#### DATA TO PROCESS ####

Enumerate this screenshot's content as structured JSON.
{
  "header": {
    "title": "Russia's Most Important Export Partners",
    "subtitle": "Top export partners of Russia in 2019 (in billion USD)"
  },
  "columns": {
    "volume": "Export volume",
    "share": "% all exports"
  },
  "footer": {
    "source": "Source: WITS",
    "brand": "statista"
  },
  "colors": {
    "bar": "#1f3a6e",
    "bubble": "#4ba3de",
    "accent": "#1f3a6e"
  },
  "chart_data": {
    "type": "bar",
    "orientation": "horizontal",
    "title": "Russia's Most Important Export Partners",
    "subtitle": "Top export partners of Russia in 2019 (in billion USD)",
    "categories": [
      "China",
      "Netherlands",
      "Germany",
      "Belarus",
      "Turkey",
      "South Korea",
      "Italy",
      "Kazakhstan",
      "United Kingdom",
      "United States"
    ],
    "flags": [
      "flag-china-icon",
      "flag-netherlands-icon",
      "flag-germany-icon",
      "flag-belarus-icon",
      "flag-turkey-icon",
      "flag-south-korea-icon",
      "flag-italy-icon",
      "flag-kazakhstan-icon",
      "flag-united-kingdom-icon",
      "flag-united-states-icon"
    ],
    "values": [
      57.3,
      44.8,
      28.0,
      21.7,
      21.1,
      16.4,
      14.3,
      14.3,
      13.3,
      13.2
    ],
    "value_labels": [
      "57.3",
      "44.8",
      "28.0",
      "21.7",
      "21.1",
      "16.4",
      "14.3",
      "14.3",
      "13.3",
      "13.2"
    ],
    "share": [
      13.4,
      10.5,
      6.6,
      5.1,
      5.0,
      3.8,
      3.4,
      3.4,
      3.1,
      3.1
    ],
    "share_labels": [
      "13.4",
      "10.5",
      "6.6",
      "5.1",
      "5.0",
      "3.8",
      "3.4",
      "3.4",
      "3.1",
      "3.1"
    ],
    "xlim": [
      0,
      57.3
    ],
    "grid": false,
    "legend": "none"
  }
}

####

**WHAT IS REQUIRED:** Print every record exactly as it was given.

**COMPLETED EXERCISE:**
Enumerate this screenshot's content as structured JSON.
{
  "header": {
    "title": "Russia's Most Important Export Partners",
    "subtitle": "Top export partners of Russia in 2019 (in billion USD)"
  },
  "columns": {
    "volume": "Export volume",
    "share": "% all exports"
  },
  "footer": {
    "source": "Source: WITS",
    "brand": "statista"
  },
  "colors": {
    "bar": "#1f3a6e",
    "bubble": "#4ba3de",
    "accent": "#1f3a6e"
  },
  "chart_data": {
    "type": "bar",
    "orientation": "horizontal",
    "title": "Russia's Most Important Export Partners",
    "subtitle": "Top export partners of Russia in 2019 (in billion USD)",
    "categories": [
      "China",
      "Netherlands",
      "Germany",
      "Belarus",
      "Turkey",
      "South Korea",
      "Italy",
      "Kazakhstan",
      "United Kingdom",
      "United States"
    ],
    "flags": [
      "flag-china-icon",
      "flag-netherlands-icon",
      "flag-germany-icon",
      "flag-belarus-icon",
      "flag-turkey-icon",
      "flag-south-korea-icon",
      "flag-italy-icon",
      "flag-kazakhstan-icon",
      "flag-united-kingdom-icon",
      "flag-united-states-icon"
    ],
    "values": [
      57.3,
      44.8,
      28.0,
      21.7,
      21.1,
      16.4,
      14.3,
      14.3,
      13.3,
      13.2
    ],
    "value_labels": [
      "57.3",
      "44.8",
      "28.0",
      "21.7",
      "21.1",
      "16.4",
      "14.3",
      "14.3",
      "13.3",
      "13.2"
    ],
    "share": [
      13.4,
      10.5,
      6.6,
      5.1,
      5.0,
      3.8,
      3.4,
      3.4,
      3.1,
      3.1
    ],
    "share_labels": [
      "13.4",
      "10.5",
      "6.6",
      "5.1",
      "5.0",
      "3.8",
      "3.4",
      "3.4",
      "3.1",
      "3.1"
    ],
    "xlim": [
      0,
      57.3
    ],
    "grid": false,
    "legend": "none"
  }
}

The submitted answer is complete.